### Short task
Pick out the lines below with "location" and list them.

### Record extracts

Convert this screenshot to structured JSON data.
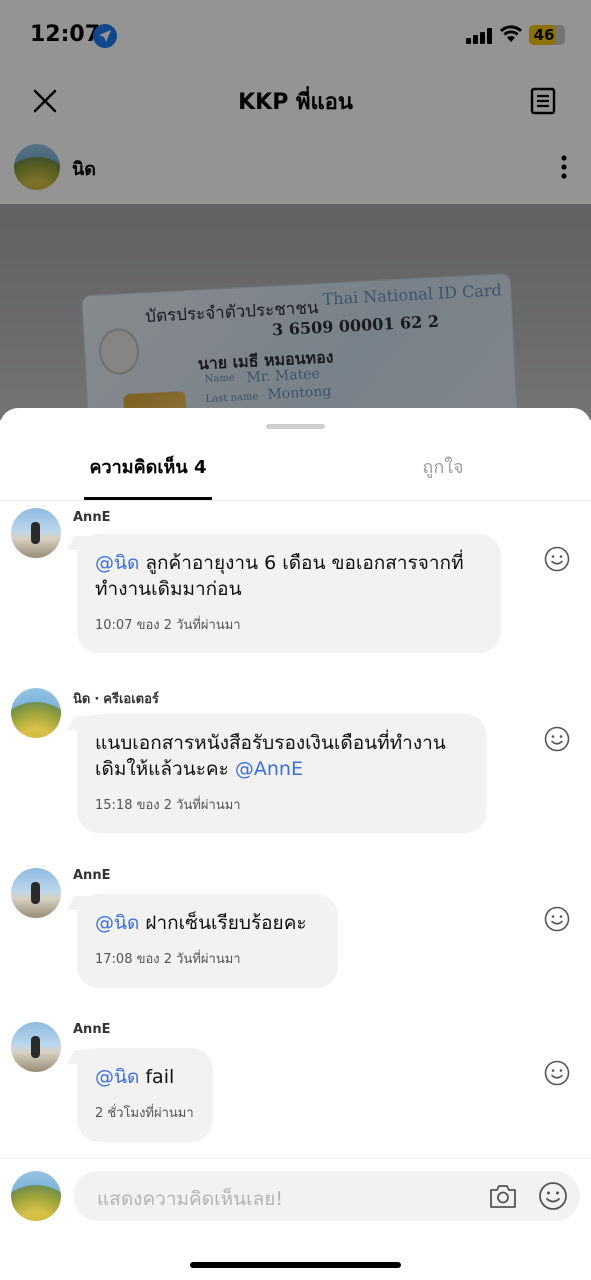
{
  "status_bar": {
    "time": "12:07",
    "battery": "46"
  },
  "post": {
    "title": "KKP พี่แอน",
    "author": "นิด",
    "id_card": {
      "th_title": "บัตรประจำตัวประชาชน",
      "en_title": "Thai National ID Card",
      "id_number": "3 6509 00001 62 2",
      "name_th": "นาย เมธี  หมอนทอง",
      "name_label": "Name",
      "name_en": "Mr. Matee",
      "lastname_label": "Last name",
      "lastname_en": "Montong"
    }
  },
  "tabs": {
    "comments": "ความคิดเห็น 4",
    "likes": "ถูกใจ"
  },
  "comments": [
    {
      "author": "AnnE",
      "mention": "@นิด",
      "text": " ลูกค้าอายุงาน 6 เดือน ขอเอกสารจากที่ทำงานเดิมมาก่อน",
      "meta": "10:07 ของ 2 วันที่ผ่านมา"
    },
    {
      "author": "นิด",
      "badge": "ครีเอเตอร์",
      "text": "แนบเอกสารหนังสือรับรองเงินเดือนที่ทำงานเดิมให้แล้วนะคะ ",
      "mention": "@AnnE",
      "meta": "15:18 ของ 2 วันที่ผ่านมา"
    },
    {
      "author": "AnnE",
      "mention": "@นิด",
      "text": " ฝากเซ็นเรียบร้อยคะ",
      "meta": "17:08 ของ 2 วันที่ผ่านมา"
    },
    {
      "author": "AnnE",
      "mention": "@นิด",
      "text": " fail",
      "meta": "2 ชั่วโมงที่ผ่านมา"
    }
  ],
  "input": {
    "placeholder": "แสดงความคิดเห็นเลย!"
  },
  "icons": {
    "close": "close-icon",
    "notes": "document-icon",
    "more": "more-vertical-icon",
    "location": "location-arrow-icon",
    "react": "smiley-icon",
    "camera": "camera-icon",
    "emoji": "smiley-icon"
  },
  "colors": {
    "mention": "#3b6fe0",
    "bubble": "#f2f2f2",
    "battery": "#f5c400",
    "location": "#1e7bf0"
  }
}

### Output for this task
    "location": "location-arrow-icon",
    "location": "#1e7bf0"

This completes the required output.